Records about charts and figures:
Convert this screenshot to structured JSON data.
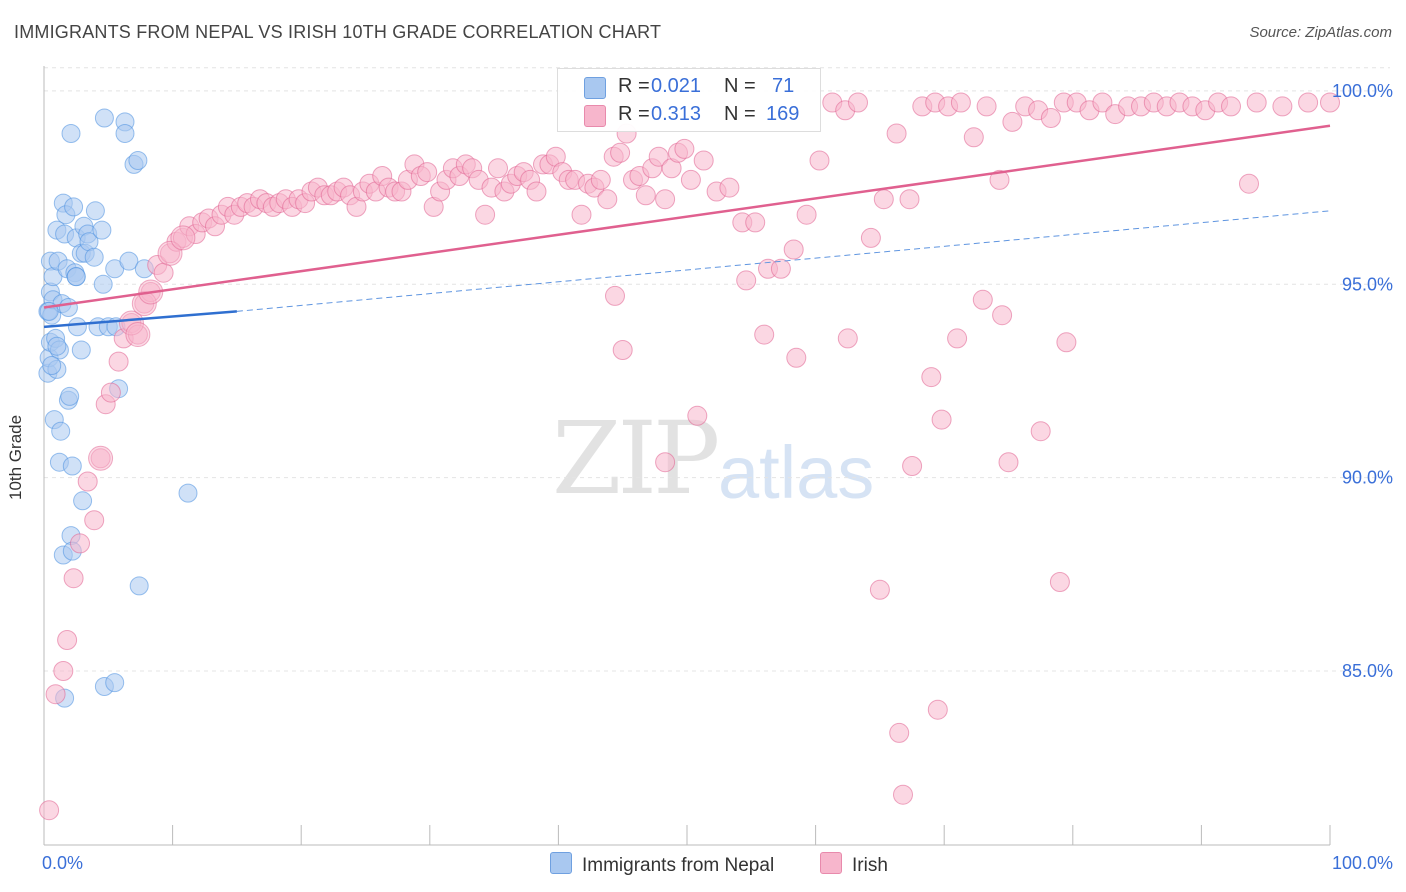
{
  "title": "IMMIGRANTS FROM NEPAL VS IRISH 10TH GRADE CORRELATION CHART",
  "source": "Source: ZipAtlas.com",
  "watermark": {
    "zip": "ZIP",
    "atlas": "atlas"
  },
  "legend_top": {
    "rows": [
      {
        "r_label": "R = ",
        "r_value": "0.021",
        "n_label": "N = ",
        "n_value": "71",
        "color": "#a9c8f0"
      },
      {
        "r_label": "R = ",
        "r_value": "0.313",
        "n_label": "N = ",
        "n_value": "169",
        "color": "#f7b6cc"
      }
    ]
  },
  "legend_bottom": {
    "items": [
      {
        "label": "Immigrants from Nepal",
        "color": "#a9c8f0"
      },
      {
        "label": "Irish",
        "color": "#f7b6cc"
      }
    ]
  },
  "chart_data": {
    "type": "scatter",
    "xlabel": "",
    "ylabel": "10th Grade",
    "xlim": [
      0,
      100
    ],
    "ylim": [
      80.5,
      100.8
    ],
    "x_tick_labels": [
      {
        "value": 0,
        "label": "0.0%"
      },
      {
        "value": 100,
        "label": "100.0%"
      }
    ],
    "y_tick_labels": [
      {
        "value": 100,
        "label": "100.0%"
      },
      {
        "value": 95,
        "label": "95.0%"
      },
      {
        "value": 90,
        "label": "90.0%"
      },
      {
        "value": 85,
        "label": "85.0%"
      }
    ],
    "grid": true,
    "legend_placement": "top-center",
    "series": [
      {
        "name": "Immigrants from Nepal",
        "color": "#4a8fe0",
        "fill": "#a9c8f0",
        "stats": {
          "R": 0.021,
          "N": 71
        },
        "trend": {
          "x0": 0,
          "y0": 93.9,
          "x1": 15,
          "y1": 94.3,
          "dashed_to": 100,
          "dashed_y1": 96.9
        },
        "points": [
          [
            0.3,
            94.3
          ],
          [
            0.3,
            92.7
          ],
          [
            0.4,
            93.1
          ],
          [
            0.5,
            93.5
          ],
          [
            0.5,
            94.8
          ],
          [
            0.5,
            95.6
          ],
          [
            0.6,
            94.2
          ],
          [
            0.7,
            94.6
          ],
          [
            0.7,
            95.2
          ],
          [
            0.8,
            91.5
          ],
          [
            0.9,
            93.6
          ],
          [
            1.0,
            96.4
          ],
          [
            1.0,
            92.8
          ],
          [
            1.1,
            95.6
          ],
          [
            1.2,
            93.3
          ],
          [
            1.2,
            90.4
          ],
          [
            1.3,
            91.2
          ],
          [
            1.4,
            94.5
          ],
          [
            1.5,
            97.1
          ],
          [
            1.5,
            88.0
          ],
          [
            1.6,
            96.3
          ],
          [
            1.7,
            96.8
          ],
          [
            1.8,
            95.4
          ],
          [
            1.9,
            94.4
          ],
          [
            1.9,
            92.0
          ],
          [
            2.0,
            92.1
          ],
          [
            2.1,
            88.5
          ],
          [
            2.1,
            98.9
          ],
          [
            2.2,
            90.3
          ],
          [
            2.2,
            88.1
          ],
          [
            2.3,
            97.0
          ],
          [
            2.4,
            95.3
          ],
          [
            2.5,
            96.2
          ],
          [
            2.5,
            95.2
          ],
          [
            2.6,
            93.9
          ],
          [
            2.9,
            95.8
          ],
          [
            2.9,
            93.3
          ],
          [
            3.0,
            89.4
          ],
          [
            3.1,
            96.5
          ],
          [
            3.2,
            95.8
          ],
          [
            3.4,
            96.3
          ],
          [
            3.5,
            96.1
          ],
          [
            3.9,
            95.7
          ],
          [
            4.0,
            96.9
          ],
          [
            4.2,
            93.9
          ],
          [
            4.5,
            96.4
          ],
          [
            4.6,
            95.0
          ],
          [
            4.7,
            99.3
          ],
          [
            4.7,
            84.6
          ],
          [
            5.0,
            93.9
          ],
          [
            5.5,
            95.4
          ],
          [
            5.5,
            84.7
          ],
          [
            5.6,
            93.9
          ],
          [
            5.8,
            92.3
          ],
          [
            6.3,
            99.2
          ],
          [
            6.3,
            98.9
          ],
          [
            6.6,
            95.6
          ],
          [
            7.0,
            98.1
          ],
          [
            7.3,
            98.2
          ],
          [
            7.4,
            87.2
          ],
          [
            7.8,
            95.4
          ],
          [
            11.2,
            89.6
          ],
          [
            0.4,
            94.3
          ],
          [
            0.6,
            92.9
          ],
          [
            1.0,
            93.4
          ],
          [
            1.6,
            84.3
          ],
          [
            2.5,
            95.2
          ]
        ]
      },
      {
        "name": "Irish",
        "color": "#e0608f",
        "fill": "#f7b6cc",
        "stats": {
          "R": 0.313,
          "N": 169
        },
        "trend": {
          "x0": 0,
          "y0": 94.4,
          "x1": 100,
          "y1": 99.1
        },
        "points": [
          [
            0.4,
            81.4
          ],
          [
            0.9,
            84.4
          ],
          [
            1.5,
            85.0
          ],
          [
            1.8,
            85.8
          ],
          [
            2.3,
            87.4
          ],
          [
            2.8,
            88.3
          ],
          [
            3.4,
            89.9
          ],
          [
            3.9,
            88.9
          ],
          [
            4.4,
            90.5
          ],
          [
            4.8,
            91.9
          ],
          [
            5.2,
            92.2
          ],
          [
            5.8,
            93.0
          ],
          [
            6.2,
            93.6
          ],
          [
            6.8,
            94.0
          ],
          [
            7.3,
            93.7
          ],
          [
            7.8,
            94.5
          ],
          [
            8.3,
            94.8
          ],
          [
            8.8,
            95.5
          ],
          [
            9.3,
            95.3
          ],
          [
            9.8,
            95.8
          ],
          [
            10.3,
            96.1
          ],
          [
            10.8,
            96.2
          ],
          [
            11.3,
            96.5
          ],
          [
            11.8,
            96.3
          ],
          [
            12.3,
            96.6
          ],
          [
            12.8,
            96.7
          ],
          [
            13.3,
            96.5
          ],
          [
            13.8,
            96.8
          ],
          [
            14.3,
            97.0
          ],
          [
            14.8,
            96.8
          ],
          [
            15.3,
            97.0
          ],
          [
            15.8,
            97.1
          ],
          [
            16.3,
            97.0
          ],
          [
            16.8,
            97.2
          ],
          [
            17.3,
            97.1
          ],
          [
            17.8,
            97.0
          ],
          [
            18.3,
            97.1
          ],
          [
            18.8,
            97.2
          ],
          [
            19.3,
            97.0
          ],
          [
            19.8,
            97.2
          ],
          [
            20.3,
            97.1
          ],
          [
            20.8,
            97.4
          ],
          [
            21.3,
            97.5
          ],
          [
            21.8,
            97.3
          ],
          [
            22.3,
            97.3
          ],
          [
            22.8,
            97.4
          ],
          [
            23.3,
            97.5
          ],
          [
            23.8,
            97.3
          ],
          [
            24.3,
            97.0
          ],
          [
            24.8,
            97.4
          ],
          [
            25.3,
            97.6
          ],
          [
            25.8,
            97.4
          ],
          [
            26.3,
            97.8
          ],
          [
            26.8,
            97.5
          ],
          [
            27.3,
            97.4
          ],
          [
            27.8,
            97.4
          ],
          [
            28.3,
            97.7
          ],
          [
            28.8,
            98.1
          ],
          [
            29.3,
            97.8
          ],
          [
            29.8,
            97.9
          ],
          [
            30.3,
            97.0
          ],
          [
            30.8,
            97.4
          ],
          [
            31.3,
            97.7
          ],
          [
            31.8,
            98.0
          ],
          [
            32.3,
            97.8
          ],
          [
            32.8,
            98.1
          ],
          [
            33.3,
            98.0
          ],
          [
            33.8,
            97.7
          ],
          [
            34.3,
            96.8
          ],
          [
            34.8,
            97.5
          ],
          [
            35.3,
            98.0
          ],
          [
            35.8,
            97.4
          ],
          [
            36.3,
            97.6
          ],
          [
            36.8,
            97.8
          ],
          [
            37.3,
            97.9
          ],
          [
            37.8,
            97.7
          ],
          [
            38.3,
            97.4
          ],
          [
            38.8,
            98.1
          ],
          [
            39.3,
            98.1
          ],
          [
            39.8,
            98.3
          ],
          [
            40.3,
            97.9
          ],
          [
            40.8,
            97.7
          ],
          [
            41.3,
            97.7
          ],
          [
            41.8,
            96.8
          ],
          [
            42.3,
            97.6
          ],
          [
            42.8,
            97.5
          ],
          [
            43.3,
            97.7
          ],
          [
            43.8,
            97.2
          ],
          [
            44.3,
            98.3
          ],
          [
            44.8,
            98.4
          ],
          [
            45.3,
            98.9
          ],
          [
            45.8,
            97.7
          ],
          [
            46.3,
            97.8
          ],
          [
            46.8,
            97.3
          ],
          [
            47.3,
            98.0
          ],
          [
            47.8,
            98.3
          ],
          [
            48.3,
            97.2
          ],
          [
            48.8,
            98.0
          ],
          [
            49.3,
            98.4
          ],
          [
            49.8,
            98.5
          ],
          [
            50.3,
            97.7
          ],
          [
            51.3,
            98.2
          ],
          [
            52.3,
            97.4
          ],
          [
            53.3,
            97.5
          ],
          [
            54.3,
            96.6
          ],
          [
            55.3,
            96.6
          ],
          [
            56.3,
            95.4
          ],
          [
            57.3,
            95.4
          ],
          [
            58.3,
            95.9
          ],
          [
            59.3,
            96.8
          ],
          [
            60.3,
            98.2
          ],
          [
            61.3,
            99.7
          ],
          [
            62.3,
            99.5
          ],
          [
            63.3,
            99.7
          ],
          [
            64.3,
            96.2
          ],
          [
            65.3,
            97.2
          ],
          [
            66.3,
            98.9
          ],
          [
            67.3,
            97.2
          ],
          [
            68.3,
            99.6
          ],
          [
            69.3,
            99.7
          ],
          [
            70.3,
            99.6
          ],
          [
            71.3,
            99.7
          ],
          [
            72.3,
            98.8
          ],
          [
            73.3,
            99.6
          ],
          [
            74.3,
            97.7
          ],
          [
            75.3,
            99.2
          ],
          [
            76.3,
            99.6
          ],
          [
            77.3,
            99.5
          ],
          [
            78.3,
            99.3
          ],
          [
            79.3,
            99.7
          ],
          [
            80.3,
            99.7
          ],
          [
            81.3,
            99.5
          ],
          [
            82.3,
            99.7
          ],
          [
            83.3,
            99.4
          ],
          [
            84.3,
            99.6
          ],
          [
            85.3,
            99.6
          ],
          [
            86.3,
            99.7
          ],
          [
            87.3,
            99.6
          ],
          [
            88.3,
            99.7
          ],
          [
            89.3,
            99.6
          ],
          [
            90.3,
            99.5
          ],
          [
            91.3,
            99.7
          ],
          [
            92.3,
            99.6
          ],
          [
            94.3,
            99.7
          ],
          [
            96.3,
            99.6
          ],
          [
            98.3,
            99.7
          ],
          [
            93.7,
            97.6
          ],
          [
            100.0,
            99.7
          ],
          [
            56.0,
            93.7
          ],
          [
            58.5,
            93.1
          ],
          [
            62.5,
            93.6
          ],
          [
            67.5,
            90.3
          ],
          [
            69.0,
            92.6
          ],
          [
            71.0,
            93.6
          ],
          [
            73.0,
            94.6
          ],
          [
            74.5,
            94.2
          ],
          [
            75.0,
            90.4
          ],
          [
            77.5,
            91.2
          ],
          [
            79.5,
            93.5
          ],
          [
            79.0,
            87.3
          ],
          [
            65.0,
            87.1
          ],
          [
            66.5,
            83.4
          ],
          [
            69.5,
            84.0
          ],
          [
            66.8,
            81.8
          ],
          [
            50.8,
            91.6
          ],
          [
            48.3,
            90.4
          ],
          [
            45.0,
            93.3
          ],
          [
            44.4,
            94.7
          ],
          [
            54.6,
            95.1
          ],
          [
            69.8,
            91.5
          ]
        ]
      }
    ]
  }
}
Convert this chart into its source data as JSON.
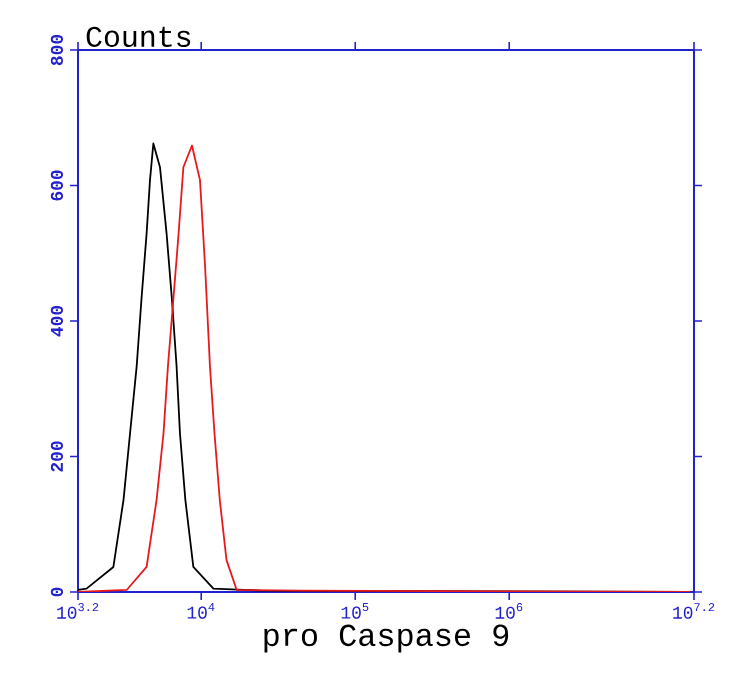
{
  "chart_data": {
    "type": "line",
    "ylabel": "Counts",
    "xlabel": "pro Caspase 9",
    "log": "x",
    "xlim": [
      1585,
      15849000
    ],
    "xticks": [
      {
        "value": 1585,
        "label": "10$^{3.2}$"
      },
      {
        "value": 10000,
        "label": "10$^{4}$"
      },
      {
        "value": 100000,
        "label": "10$^{5}$"
      },
      {
        "value": 1000000,
        "label": "10$^{6}$"
      },
      {
        "value": 15849000,
        "label": "10$^{7.2}$"
      }
    ],
    "ylim": [
      0,
      800
    ],
    "yticks": [
      0,
      200,
      400,
      600,
      800
    ],
    "series": [
      {
        "color": "#000000",
        "x": [
          1585,
          1800,
          2690,
          3130,
          3450,
          3810,
          4090,
          4420,
          4650,
          4890,
          5400,
          5960,
          6460,
          6920,
          7280,
          7890,
          8890,
          12000,
          24100,
          15000000
        ],
        "values": [
          3,
          5,
          37,
          136,
          234,
          333,
          431,
          529,
          608,
          662,
          627,
          529,
          431,
          333,
          234,
          136,
          37,
          5,
          2,
          0
        ]
      },
      {
        "color": "#e8191c",
        "x": [
          1585,
          3280,
          4420,
          5130,
          5690,
          6080,
          6590,
          7130,
          7660,
          8710,
          9820,
          10600,
          11400,
          12200,
          13200,
          14600,
          17000,
          43900,
          15000000
        ],
        "values": [
          0,
          3,
          37,
          136,
          234,
          333,
          431,
          529,
          627,
          659,
          608,
          480,
          333,
          234,
          136,
          47,
          3,
          2,
          0
        ]
      }
    ]
  }
}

OBJECTIVE: Search the data for "this" and list every line in which it occurs.

TASK ANSWER:
Convert this screenshot to structured JSON data.
Convert this chart into its source data as JSON.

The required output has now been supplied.